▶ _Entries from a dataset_
..............................
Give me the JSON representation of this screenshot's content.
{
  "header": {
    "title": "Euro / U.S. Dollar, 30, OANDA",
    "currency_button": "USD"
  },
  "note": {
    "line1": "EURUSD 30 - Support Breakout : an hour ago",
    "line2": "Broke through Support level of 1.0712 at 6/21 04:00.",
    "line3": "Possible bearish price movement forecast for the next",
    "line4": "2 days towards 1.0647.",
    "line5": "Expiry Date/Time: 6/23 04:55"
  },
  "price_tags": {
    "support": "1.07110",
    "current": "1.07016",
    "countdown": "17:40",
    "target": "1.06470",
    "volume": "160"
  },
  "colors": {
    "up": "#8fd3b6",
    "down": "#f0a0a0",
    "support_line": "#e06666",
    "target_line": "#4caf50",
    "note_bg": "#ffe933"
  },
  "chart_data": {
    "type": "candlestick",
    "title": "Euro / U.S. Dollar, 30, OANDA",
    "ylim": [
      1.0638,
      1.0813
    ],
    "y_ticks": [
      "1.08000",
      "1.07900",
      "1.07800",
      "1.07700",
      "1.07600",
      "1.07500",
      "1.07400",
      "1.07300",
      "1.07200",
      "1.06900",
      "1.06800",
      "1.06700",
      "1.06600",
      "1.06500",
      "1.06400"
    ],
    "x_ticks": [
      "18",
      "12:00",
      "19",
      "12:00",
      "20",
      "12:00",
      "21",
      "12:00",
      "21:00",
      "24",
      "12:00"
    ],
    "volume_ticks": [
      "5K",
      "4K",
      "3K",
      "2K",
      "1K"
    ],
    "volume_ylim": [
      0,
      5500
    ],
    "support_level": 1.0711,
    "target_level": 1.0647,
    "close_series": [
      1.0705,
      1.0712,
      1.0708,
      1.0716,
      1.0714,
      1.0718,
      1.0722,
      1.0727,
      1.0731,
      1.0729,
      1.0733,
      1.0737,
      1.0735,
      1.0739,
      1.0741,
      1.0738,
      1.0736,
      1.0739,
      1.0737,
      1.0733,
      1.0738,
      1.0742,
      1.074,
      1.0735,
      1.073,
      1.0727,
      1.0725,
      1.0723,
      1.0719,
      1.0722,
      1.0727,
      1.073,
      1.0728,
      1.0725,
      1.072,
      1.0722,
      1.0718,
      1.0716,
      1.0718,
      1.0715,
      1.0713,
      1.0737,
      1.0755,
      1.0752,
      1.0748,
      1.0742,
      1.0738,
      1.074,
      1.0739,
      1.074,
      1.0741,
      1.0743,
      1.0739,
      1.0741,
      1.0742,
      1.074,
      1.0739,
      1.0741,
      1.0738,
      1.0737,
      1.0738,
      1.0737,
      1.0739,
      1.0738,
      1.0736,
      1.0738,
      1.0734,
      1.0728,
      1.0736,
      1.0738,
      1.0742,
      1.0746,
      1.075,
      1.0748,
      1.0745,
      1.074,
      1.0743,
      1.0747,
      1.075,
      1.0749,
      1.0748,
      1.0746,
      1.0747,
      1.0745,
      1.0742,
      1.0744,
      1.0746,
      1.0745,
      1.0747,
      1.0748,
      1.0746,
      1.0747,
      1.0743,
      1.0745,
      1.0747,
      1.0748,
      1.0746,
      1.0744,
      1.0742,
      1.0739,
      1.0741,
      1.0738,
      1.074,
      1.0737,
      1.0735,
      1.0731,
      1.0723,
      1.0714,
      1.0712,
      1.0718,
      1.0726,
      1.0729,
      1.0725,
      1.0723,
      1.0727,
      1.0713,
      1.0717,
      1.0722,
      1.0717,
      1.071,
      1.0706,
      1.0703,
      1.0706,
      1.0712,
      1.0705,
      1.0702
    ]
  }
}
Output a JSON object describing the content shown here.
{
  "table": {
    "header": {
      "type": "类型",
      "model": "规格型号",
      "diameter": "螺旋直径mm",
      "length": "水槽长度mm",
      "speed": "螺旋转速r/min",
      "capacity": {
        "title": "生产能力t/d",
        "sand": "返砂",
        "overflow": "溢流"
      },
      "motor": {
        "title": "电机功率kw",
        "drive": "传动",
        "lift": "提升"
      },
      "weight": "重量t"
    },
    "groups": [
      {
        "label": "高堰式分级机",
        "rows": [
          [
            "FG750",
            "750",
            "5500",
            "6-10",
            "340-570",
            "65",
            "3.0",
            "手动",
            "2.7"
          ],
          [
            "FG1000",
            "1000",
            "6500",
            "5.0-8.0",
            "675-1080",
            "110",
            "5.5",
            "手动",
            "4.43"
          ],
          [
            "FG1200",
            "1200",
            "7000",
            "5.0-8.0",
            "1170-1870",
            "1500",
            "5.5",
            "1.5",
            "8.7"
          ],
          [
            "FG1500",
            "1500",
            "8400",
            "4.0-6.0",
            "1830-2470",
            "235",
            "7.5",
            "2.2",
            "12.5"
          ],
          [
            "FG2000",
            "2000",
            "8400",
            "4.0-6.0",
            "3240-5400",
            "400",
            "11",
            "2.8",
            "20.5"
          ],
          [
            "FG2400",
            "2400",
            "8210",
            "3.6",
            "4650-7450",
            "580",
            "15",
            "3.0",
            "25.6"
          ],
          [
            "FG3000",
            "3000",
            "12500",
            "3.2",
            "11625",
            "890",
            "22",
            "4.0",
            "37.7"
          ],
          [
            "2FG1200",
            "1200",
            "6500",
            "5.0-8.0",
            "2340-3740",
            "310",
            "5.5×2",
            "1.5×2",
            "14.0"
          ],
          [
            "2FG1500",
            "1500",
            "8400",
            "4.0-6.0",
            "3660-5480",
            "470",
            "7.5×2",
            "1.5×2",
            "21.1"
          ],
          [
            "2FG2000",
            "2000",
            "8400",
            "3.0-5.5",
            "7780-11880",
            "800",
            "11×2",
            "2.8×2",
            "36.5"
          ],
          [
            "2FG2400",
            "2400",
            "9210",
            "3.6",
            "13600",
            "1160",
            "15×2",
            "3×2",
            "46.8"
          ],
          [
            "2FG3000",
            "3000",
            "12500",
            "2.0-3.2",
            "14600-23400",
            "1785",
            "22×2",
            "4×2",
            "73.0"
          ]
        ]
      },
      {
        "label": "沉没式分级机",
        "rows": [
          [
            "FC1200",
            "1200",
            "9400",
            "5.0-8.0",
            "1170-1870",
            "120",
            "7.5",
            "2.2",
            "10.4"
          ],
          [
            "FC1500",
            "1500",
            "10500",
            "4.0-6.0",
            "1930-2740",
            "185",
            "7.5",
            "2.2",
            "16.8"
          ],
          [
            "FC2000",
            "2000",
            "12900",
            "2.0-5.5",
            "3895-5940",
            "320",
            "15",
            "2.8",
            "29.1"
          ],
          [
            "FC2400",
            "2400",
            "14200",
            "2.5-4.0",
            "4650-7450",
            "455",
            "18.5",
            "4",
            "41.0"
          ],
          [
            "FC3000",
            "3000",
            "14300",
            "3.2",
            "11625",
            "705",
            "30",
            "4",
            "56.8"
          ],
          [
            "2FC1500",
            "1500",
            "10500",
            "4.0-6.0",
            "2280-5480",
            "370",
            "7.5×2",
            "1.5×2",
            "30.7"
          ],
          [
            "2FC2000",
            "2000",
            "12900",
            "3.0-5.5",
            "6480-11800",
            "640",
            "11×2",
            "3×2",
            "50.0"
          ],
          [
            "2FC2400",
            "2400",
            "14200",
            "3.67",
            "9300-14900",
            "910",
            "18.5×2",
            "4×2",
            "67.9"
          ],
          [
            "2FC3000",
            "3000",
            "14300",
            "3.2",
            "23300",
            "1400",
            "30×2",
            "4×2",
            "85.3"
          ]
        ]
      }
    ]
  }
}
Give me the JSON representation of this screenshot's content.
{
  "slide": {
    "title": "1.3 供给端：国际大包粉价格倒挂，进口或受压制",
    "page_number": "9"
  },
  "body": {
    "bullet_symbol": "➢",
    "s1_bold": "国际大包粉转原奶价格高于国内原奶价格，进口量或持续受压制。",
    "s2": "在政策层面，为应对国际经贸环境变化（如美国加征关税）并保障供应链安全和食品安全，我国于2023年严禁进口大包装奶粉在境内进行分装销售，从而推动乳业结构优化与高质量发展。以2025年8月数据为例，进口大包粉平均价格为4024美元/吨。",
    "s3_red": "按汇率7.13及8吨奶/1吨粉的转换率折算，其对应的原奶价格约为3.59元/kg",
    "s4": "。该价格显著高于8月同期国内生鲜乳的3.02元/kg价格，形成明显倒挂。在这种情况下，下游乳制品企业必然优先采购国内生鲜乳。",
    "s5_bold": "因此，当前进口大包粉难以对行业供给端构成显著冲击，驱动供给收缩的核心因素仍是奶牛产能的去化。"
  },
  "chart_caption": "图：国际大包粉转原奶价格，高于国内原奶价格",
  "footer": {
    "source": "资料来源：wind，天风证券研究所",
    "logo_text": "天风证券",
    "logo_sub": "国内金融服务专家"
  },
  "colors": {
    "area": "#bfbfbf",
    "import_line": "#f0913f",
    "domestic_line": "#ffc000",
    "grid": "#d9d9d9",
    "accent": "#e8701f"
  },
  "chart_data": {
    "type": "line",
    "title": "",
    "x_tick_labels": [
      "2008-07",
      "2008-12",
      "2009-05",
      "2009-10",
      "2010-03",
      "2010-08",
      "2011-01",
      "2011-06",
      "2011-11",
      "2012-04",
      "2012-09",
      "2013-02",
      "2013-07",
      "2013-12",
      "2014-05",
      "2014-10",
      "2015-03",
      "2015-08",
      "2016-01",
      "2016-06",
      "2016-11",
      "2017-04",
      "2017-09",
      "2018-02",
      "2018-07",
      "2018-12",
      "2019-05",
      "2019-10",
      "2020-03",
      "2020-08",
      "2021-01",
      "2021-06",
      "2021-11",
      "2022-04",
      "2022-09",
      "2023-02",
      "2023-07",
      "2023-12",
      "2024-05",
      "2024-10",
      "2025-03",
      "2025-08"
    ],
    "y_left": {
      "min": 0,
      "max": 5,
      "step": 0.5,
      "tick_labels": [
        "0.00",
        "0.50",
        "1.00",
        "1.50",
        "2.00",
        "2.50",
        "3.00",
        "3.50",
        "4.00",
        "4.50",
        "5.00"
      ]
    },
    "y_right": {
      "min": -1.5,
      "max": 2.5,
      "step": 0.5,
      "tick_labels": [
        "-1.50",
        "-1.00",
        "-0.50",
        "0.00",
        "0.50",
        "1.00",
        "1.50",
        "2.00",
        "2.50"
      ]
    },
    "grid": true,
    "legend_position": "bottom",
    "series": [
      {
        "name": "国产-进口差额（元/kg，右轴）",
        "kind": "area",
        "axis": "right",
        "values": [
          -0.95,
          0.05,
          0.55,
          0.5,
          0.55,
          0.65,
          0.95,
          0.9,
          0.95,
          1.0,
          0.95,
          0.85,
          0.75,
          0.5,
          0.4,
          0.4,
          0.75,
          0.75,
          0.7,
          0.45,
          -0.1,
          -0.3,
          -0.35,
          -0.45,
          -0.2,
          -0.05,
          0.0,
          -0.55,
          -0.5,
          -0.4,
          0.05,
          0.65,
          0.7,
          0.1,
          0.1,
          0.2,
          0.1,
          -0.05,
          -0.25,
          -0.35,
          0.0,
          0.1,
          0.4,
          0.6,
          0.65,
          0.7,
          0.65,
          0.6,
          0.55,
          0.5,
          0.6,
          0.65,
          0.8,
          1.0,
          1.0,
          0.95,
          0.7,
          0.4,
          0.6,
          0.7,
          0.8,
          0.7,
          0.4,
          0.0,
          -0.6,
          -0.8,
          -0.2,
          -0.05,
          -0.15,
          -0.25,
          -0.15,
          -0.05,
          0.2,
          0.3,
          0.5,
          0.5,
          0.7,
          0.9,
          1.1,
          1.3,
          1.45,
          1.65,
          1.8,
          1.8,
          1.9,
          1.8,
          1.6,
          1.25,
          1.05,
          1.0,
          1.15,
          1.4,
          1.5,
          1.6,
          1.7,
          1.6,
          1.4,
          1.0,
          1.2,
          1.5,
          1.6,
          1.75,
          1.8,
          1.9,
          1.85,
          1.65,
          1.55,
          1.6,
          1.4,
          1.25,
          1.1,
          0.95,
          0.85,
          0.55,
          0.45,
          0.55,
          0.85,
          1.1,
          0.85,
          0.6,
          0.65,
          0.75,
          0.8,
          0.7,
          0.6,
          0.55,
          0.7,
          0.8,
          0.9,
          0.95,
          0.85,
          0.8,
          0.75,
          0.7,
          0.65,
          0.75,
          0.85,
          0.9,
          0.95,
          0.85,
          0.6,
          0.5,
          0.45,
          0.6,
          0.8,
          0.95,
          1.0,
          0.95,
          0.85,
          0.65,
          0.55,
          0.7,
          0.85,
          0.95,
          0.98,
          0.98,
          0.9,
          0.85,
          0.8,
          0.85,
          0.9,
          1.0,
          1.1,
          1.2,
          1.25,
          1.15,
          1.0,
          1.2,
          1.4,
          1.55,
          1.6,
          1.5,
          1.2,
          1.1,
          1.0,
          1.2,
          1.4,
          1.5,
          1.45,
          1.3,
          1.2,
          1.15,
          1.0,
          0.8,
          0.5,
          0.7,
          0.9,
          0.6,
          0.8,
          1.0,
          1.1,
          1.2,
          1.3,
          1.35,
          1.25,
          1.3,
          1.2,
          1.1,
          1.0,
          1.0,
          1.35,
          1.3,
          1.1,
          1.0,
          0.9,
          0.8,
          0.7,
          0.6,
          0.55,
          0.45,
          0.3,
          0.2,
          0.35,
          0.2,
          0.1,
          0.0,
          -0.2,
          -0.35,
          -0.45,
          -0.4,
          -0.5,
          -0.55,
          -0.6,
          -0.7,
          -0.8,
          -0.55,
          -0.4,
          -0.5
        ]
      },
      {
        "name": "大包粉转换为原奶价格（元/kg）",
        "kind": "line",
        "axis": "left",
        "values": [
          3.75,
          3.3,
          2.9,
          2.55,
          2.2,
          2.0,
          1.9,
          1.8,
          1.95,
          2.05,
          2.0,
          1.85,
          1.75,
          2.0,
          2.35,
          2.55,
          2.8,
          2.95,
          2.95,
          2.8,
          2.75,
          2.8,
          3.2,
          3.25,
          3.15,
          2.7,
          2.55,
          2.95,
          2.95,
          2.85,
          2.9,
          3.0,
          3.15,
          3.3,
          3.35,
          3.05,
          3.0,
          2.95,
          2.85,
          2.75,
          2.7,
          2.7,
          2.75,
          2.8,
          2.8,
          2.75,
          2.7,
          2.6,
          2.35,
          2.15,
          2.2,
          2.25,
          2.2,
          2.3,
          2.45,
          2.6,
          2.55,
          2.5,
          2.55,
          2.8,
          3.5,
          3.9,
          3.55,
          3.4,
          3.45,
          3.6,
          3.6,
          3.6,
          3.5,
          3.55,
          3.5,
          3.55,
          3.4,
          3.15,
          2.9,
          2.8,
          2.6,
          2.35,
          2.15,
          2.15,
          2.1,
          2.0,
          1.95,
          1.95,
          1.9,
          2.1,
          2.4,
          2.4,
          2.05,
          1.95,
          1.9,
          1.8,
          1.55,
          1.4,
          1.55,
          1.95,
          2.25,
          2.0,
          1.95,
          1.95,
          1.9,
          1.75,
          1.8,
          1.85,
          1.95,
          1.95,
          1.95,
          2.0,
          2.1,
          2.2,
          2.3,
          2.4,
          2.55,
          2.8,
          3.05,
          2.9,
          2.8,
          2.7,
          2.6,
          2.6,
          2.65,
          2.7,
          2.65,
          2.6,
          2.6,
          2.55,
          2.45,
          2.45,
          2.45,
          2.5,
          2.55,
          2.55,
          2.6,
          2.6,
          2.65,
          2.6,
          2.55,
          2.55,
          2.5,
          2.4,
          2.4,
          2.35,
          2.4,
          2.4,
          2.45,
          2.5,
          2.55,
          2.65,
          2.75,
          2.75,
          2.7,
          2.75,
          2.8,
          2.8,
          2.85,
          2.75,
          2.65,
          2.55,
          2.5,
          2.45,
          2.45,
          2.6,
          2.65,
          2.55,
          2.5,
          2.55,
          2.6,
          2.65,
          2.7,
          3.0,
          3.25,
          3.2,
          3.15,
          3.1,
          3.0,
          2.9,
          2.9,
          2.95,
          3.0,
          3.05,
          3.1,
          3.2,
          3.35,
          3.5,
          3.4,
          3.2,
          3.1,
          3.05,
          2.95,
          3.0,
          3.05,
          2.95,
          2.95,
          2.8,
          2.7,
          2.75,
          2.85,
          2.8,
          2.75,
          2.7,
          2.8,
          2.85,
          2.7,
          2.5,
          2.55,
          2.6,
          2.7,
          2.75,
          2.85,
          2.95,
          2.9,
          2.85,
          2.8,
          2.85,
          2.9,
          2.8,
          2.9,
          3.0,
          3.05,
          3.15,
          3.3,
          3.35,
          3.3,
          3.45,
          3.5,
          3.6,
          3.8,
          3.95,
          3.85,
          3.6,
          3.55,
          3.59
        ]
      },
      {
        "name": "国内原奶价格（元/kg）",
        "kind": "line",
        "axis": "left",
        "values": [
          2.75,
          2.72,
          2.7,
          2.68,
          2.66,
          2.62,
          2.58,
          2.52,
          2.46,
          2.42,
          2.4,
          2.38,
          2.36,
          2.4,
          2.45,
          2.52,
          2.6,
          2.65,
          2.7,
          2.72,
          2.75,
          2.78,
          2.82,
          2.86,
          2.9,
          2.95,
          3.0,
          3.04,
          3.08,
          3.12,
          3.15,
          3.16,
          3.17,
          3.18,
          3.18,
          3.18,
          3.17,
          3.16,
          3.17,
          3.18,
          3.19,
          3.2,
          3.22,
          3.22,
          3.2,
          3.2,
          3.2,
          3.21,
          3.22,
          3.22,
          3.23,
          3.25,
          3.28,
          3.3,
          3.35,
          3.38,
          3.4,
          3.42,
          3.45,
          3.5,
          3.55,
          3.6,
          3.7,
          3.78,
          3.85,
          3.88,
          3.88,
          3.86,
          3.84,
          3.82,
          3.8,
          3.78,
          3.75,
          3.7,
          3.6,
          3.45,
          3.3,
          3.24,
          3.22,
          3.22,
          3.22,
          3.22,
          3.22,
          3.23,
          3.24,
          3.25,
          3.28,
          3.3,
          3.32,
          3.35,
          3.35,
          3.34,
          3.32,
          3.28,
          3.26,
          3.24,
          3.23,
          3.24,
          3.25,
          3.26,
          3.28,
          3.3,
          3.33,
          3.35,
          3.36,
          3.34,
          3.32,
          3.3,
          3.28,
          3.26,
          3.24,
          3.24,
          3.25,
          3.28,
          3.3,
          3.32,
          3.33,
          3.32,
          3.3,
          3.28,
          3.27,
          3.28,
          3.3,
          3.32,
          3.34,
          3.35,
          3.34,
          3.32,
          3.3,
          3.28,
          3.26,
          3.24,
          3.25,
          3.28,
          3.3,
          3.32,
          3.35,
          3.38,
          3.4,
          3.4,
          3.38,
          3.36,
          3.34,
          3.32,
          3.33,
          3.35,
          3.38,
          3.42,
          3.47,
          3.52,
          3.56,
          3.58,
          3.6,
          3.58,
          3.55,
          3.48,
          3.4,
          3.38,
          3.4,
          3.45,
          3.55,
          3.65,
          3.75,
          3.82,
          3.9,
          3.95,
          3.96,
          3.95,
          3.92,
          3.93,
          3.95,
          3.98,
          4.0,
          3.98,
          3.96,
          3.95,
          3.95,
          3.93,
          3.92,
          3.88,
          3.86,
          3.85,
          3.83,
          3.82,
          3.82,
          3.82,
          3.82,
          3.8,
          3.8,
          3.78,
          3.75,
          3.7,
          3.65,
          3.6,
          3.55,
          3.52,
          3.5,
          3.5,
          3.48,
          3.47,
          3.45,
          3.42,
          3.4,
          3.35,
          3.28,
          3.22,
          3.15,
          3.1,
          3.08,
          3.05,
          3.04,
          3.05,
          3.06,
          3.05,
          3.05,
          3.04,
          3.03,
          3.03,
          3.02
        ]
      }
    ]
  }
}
..............................
▶ _TO BE DONE_
Among the lines of the data, identify those with the word "name". Copy each of them.

▶ _WRITTEN ANSWER_
        "name": "国产-进口差额（元/kg，右轴）",
        "name": "大包粉转换为原奶价格（元/kg）",
        "name": "国内原奶价格（元/kg）",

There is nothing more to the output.